- What you need to do:
Reproduce the entire listing below word for word, keeping every line unchanged.

- Excerpt from a dataset:
_ _ _ _
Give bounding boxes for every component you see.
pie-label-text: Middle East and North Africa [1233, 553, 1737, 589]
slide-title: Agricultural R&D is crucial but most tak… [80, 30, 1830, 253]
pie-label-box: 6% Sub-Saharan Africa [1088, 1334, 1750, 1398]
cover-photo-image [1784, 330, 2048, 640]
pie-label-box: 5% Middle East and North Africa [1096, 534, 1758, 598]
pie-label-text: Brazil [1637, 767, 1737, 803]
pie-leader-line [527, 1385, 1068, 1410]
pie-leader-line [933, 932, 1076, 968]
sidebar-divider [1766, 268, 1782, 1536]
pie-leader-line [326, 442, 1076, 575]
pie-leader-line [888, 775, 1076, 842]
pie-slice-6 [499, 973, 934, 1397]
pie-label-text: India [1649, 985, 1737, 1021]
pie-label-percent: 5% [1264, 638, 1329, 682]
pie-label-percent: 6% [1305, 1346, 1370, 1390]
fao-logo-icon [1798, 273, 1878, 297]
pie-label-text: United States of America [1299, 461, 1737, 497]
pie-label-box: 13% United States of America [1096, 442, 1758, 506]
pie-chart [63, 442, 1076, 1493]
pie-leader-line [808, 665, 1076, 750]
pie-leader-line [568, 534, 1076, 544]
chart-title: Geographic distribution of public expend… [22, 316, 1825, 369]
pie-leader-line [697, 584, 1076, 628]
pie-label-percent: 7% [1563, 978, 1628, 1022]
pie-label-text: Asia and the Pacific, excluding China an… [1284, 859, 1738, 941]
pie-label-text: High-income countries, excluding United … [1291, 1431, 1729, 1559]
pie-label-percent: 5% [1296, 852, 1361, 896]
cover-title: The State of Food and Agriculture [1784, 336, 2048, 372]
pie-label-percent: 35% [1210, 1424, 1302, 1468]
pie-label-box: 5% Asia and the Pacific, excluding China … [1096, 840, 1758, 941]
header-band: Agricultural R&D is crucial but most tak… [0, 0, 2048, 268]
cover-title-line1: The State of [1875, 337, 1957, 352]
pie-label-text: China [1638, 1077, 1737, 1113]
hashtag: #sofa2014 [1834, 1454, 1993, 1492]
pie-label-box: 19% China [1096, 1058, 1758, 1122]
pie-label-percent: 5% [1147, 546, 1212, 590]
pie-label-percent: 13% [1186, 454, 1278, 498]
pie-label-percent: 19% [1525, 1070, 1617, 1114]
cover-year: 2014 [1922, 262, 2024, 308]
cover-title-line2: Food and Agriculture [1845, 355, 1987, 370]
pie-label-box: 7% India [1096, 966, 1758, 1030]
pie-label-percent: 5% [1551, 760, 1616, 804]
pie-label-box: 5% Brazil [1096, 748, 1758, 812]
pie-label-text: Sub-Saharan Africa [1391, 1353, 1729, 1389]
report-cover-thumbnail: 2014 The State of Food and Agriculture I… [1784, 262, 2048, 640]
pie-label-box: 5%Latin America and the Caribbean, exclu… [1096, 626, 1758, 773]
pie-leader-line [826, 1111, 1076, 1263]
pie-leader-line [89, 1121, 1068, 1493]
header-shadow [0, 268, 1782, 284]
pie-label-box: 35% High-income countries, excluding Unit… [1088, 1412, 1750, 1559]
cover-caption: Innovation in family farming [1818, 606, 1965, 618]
_ _ _ _
- Written response:
Give bounding boxes for every component you see.
pie-label-text: Middle East and North Africa [1233, 553, 1737, 589]
slide-title: Agricultural R&D is crucial but most tak… [80, 30, 1830, 253]
pie-label-box: 6% Sub-Saharan Africa [1088, 1334, 1750, 1398]
cover-photo-image [1784, 330, 2048, 640]
pie-label-box: 5% Middle East and North Africa [1096, 534, 1758, 598]
pie-label-text: Brazil [1637, 767, 1737, 803]
pie-leader-line [527, 1385, 1068, 1410]
pie-leader-line [933, 932, 1076, 968]
sidebar-divider [1766, 268, 1782, 1536]
pie-leader-line [326, 442, 1076, 575]
pie-leader-line [888, 775, 1076, 842]
pie-slice-6 [499, 973, 934, 1397]
pie-label-text: India [1649, 985, 1737, 1021]
pie-label-percent: 5% [1264, 638, 1329, 682]
pie-label-percent: 6% [1305, 1346, 1370, 1390]
fao-logo-icon [1798, 273, 1878, 297]
pie-label-text: United States of America [1299, 461, 1737, 497]
pie-label-box: 13% United States of America [1096, 442, 1758, 506]
pie-chart [63, 442, 1076, 1493]
pie-leader-line [808, 665, 1076, 750]
pie-leader-line [568, 534, 1076, 544]
chart-title: Geographic distribution of public expend… [22, 316, 1825, 369]
pie-leader-line [697, 584, 1076, 628]
pie-label-percent: 7% [1563, 978, 1628, 1022]
pie-label-text: Asia and the Pacific, excluding China an… [1284, 859, 1738, 941]
pie-label-text: High-income countries, excluding United … [1291, 1431, 1729, 1559]
pie-label-percent: 5% [1296, 852, 1361, 896]
cover-title: The State of Food and Agriculture [1784, 336, 2048, 372]
pie-label-percent: 35% [1210, 1424, 1302, 1468]
pie-label-box: 5% Asia and the Pacific, excluding China … [1096, 840, 1758, 941]
header-band: Agricultural R&D is crucial but most tak… [0, 0, 2048, 268]
cover-title-line1: The State of [1875, 337, 1957, 352]
pie-label-text: China [1638, 1077, 1737, 1113]
hashtag: #sofa2014 [1834, 1454, 1993, 1492]
pie-label-box: 19% China [1096, 1058, 1758, 1122]
pie-label-percent: 5% [1147, 546, 1212, 590]
pie-label-percent: 13% [1186, 454, 1278, 498]
pie-label-percent: 19% [1525, 1070, 1617, 1114]
cover-year: 2014 [1922, 262, 2024, 308]
cover-title-line2: Food and Agriculture [1845, 355, 1987, 370]
pie-label-box: 7% India [1096, 966, 1758, 1030]
pie-label-percent: 5% [1551, 760, 1616, 804]
pie-label-box: 5% Brazil [1096, 748, 1758, 812]
pie-label-text: Sub-Saharan Africa [1391, 1353, 1729, 1389]
report-cover-thumbnail: 2014 The State of Food and Agriculture I… [1784, 262, 2048, 640]
pie-label-box: 5%Latin America and the Caribbean, exclu… [1096, 626, 1758, 773]
pie-leader-line [826, 1111, 1076, 1263]
pie-leader-line [89, 1121, 1068, 1493]
header-shadow [0, 268, 1782, 284]
pie-label-box: 35% High-income countries, excluding Unit… [1088, 1412, 1750, 1559]
cover-caption: Innovation in family farming [1818, 606, 1965, 618]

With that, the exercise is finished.